== Supplied entries ==
* * *

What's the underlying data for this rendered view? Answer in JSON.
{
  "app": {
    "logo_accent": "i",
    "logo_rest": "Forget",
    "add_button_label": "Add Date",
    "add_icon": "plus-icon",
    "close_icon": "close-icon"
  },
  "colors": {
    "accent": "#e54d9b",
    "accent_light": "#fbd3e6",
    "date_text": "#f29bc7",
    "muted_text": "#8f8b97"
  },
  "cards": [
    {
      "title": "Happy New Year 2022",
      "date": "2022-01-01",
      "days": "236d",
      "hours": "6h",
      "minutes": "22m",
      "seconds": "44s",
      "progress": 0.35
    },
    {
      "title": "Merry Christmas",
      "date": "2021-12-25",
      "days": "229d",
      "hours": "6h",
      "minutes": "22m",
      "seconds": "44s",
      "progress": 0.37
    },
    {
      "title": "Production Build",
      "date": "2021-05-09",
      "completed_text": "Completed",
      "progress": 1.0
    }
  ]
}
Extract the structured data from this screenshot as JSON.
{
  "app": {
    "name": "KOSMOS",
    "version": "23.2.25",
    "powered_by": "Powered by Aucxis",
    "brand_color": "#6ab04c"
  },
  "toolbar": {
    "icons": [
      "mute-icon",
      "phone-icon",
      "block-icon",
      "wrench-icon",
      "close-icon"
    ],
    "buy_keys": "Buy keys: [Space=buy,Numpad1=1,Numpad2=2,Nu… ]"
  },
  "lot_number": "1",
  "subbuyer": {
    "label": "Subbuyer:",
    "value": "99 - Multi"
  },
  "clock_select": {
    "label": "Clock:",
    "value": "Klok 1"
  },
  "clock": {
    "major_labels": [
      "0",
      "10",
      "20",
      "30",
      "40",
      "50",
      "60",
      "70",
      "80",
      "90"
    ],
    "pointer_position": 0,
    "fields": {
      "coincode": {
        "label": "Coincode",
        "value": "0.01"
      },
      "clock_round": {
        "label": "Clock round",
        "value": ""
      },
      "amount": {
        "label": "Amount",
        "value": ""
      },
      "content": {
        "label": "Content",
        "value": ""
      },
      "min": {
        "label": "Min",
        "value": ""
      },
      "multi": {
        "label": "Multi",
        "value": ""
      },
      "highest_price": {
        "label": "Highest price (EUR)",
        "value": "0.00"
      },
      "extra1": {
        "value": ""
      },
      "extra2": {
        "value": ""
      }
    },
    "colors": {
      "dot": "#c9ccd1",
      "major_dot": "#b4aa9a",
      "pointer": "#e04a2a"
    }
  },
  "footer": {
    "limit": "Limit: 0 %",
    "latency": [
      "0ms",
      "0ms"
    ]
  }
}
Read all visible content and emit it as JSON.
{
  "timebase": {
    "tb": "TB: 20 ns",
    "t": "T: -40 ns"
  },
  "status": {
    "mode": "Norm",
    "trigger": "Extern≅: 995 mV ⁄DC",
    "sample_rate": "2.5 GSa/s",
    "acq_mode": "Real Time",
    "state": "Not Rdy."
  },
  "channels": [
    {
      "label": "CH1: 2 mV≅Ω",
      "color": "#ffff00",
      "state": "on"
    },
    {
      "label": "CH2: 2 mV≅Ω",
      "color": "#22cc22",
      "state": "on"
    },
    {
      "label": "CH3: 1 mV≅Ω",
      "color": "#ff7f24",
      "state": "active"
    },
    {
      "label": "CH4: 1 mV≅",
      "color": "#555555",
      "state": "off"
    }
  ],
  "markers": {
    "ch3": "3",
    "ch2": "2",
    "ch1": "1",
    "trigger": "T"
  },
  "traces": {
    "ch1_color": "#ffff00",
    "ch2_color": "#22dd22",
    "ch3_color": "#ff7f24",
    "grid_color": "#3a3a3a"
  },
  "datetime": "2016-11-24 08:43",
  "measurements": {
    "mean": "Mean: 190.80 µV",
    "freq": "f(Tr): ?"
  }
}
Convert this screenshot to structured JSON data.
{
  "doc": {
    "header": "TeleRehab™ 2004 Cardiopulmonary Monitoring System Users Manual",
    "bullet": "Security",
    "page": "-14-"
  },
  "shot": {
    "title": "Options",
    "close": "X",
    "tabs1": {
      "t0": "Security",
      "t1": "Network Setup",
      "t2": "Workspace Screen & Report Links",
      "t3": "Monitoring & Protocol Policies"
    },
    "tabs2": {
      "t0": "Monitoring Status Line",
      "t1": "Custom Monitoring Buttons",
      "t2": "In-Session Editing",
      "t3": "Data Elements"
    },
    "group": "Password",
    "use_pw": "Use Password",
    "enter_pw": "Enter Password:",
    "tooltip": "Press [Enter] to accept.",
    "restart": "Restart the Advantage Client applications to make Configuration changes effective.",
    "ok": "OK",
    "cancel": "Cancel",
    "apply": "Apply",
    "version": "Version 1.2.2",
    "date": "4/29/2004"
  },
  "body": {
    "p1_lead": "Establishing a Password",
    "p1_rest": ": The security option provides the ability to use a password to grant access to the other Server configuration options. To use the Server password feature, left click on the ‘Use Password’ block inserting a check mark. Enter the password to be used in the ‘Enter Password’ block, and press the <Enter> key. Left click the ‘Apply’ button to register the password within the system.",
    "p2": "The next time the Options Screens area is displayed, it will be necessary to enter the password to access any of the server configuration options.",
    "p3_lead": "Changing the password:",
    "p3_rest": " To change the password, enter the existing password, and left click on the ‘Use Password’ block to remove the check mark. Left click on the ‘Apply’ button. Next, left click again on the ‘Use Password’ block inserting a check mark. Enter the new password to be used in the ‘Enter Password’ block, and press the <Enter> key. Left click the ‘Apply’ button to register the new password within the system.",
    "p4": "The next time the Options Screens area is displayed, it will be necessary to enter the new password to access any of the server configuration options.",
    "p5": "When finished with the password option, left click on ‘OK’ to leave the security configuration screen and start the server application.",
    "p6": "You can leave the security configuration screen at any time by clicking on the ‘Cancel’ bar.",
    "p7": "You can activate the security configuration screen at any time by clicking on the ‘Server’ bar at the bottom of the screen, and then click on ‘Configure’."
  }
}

* * *

In the records above, locate every line with the string "state" and copy it.

== In response ==
    "state": "Not Rdy."
      "state": "on"
      "state": "on"
      "state": "active"
      "state": "off"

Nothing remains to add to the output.